## BEGIN

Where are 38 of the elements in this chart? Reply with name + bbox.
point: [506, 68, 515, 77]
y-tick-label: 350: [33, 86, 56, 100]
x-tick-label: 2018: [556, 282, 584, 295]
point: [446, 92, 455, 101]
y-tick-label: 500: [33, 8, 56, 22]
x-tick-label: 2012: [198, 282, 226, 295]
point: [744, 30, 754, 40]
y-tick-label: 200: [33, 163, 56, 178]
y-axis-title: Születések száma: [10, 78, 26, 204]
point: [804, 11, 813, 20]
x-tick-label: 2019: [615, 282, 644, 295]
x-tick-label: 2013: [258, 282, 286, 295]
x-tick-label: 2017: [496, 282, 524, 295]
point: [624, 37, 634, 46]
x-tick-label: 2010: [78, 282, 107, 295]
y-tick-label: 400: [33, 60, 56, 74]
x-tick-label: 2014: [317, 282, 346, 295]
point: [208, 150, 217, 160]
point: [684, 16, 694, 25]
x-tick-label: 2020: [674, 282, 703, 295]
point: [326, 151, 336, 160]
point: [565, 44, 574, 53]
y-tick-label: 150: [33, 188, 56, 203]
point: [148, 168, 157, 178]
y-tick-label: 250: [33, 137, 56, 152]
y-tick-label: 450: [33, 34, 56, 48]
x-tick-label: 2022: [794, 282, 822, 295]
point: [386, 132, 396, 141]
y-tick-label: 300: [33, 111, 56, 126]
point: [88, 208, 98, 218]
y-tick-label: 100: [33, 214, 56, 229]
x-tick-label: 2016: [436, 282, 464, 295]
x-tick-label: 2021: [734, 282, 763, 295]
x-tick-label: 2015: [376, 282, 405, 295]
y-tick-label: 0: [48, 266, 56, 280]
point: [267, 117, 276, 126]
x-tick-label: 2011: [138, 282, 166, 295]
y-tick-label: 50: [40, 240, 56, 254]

## END

▶ [SHORT EXERCISE]
Reproduce every item above word for word, keeping each line in its original order and form.

▶ [FINISHED TASK]
Where are 38 of the elements in this chart? Reply with name + bbox.
point: [506, 68, 515, 77]
y-tick-label: 350: [33, 86, 56, 100]
x-tick-label: 2018: [556, 282, 584, 295]
point: [446, 92, 455, 101]
y-tick-label: 500: [33, 8, 56, 22]
x-tick-label: 2012: [198, 282, 226, 295]
point: [744, 30, 754, 40]
y-tick-label: 200: [33, 163, 56, 178]
y-axis-title: Születések száma: [10, 78, 26, 204]
point: [804, 11, 813, 20]
x-tick-label: 2019: [615, 282, 644, 295]
x-tick-label: 2013: [258, 282, 286, 295]
x-tick-label: 2017: [496, 282, 524, 295]
point: [624, 37, 634, 46]
x-tick-label: 2010: [78, 282, 107, 295]
y-tick-label: 400: [33, 60, 56, 74]
x-tick-label: 2014: [317, 282, 346, 295]
point: [208, 150, 217, 160]
point: [684, 16, 694, 25]
x-tick-label: 2020: [674, 282, 703, 295]
point: [326, 151, 336, 160]
point: [565, 44, 574, 53]
y-tick-label: 150: [33, 188, 56, 203]
point: [148, 168, 157, 178]
y-tick-label: 250: [33, 137, 56, 152]
y-tick-label: 450: [33, 34, 56, 48]
x-tick-label: 2022: [794, 282, 822, 295]
point: [386, 132, 396, 141]
y-tick-label: 300: [33, 111, 56, 126]
point: [88, 208, 98, 218]
y-tick-label: 100: [33, 214, 56, 229]
x-tick-label: 2016: [436, 282, 464, 295]
x-tick-label: 2021: [734, 282, 763, 295]
x-tick-label: 2015: [376, 282, 405, 295]
y-tick-label: 0: [48, 266, 56, 280]
point: [267, 117, 276, 126]
x-tick-label: 2011: [138, 282, 166, 295]
y-tick-label: 50: [40, 240, 56, 254]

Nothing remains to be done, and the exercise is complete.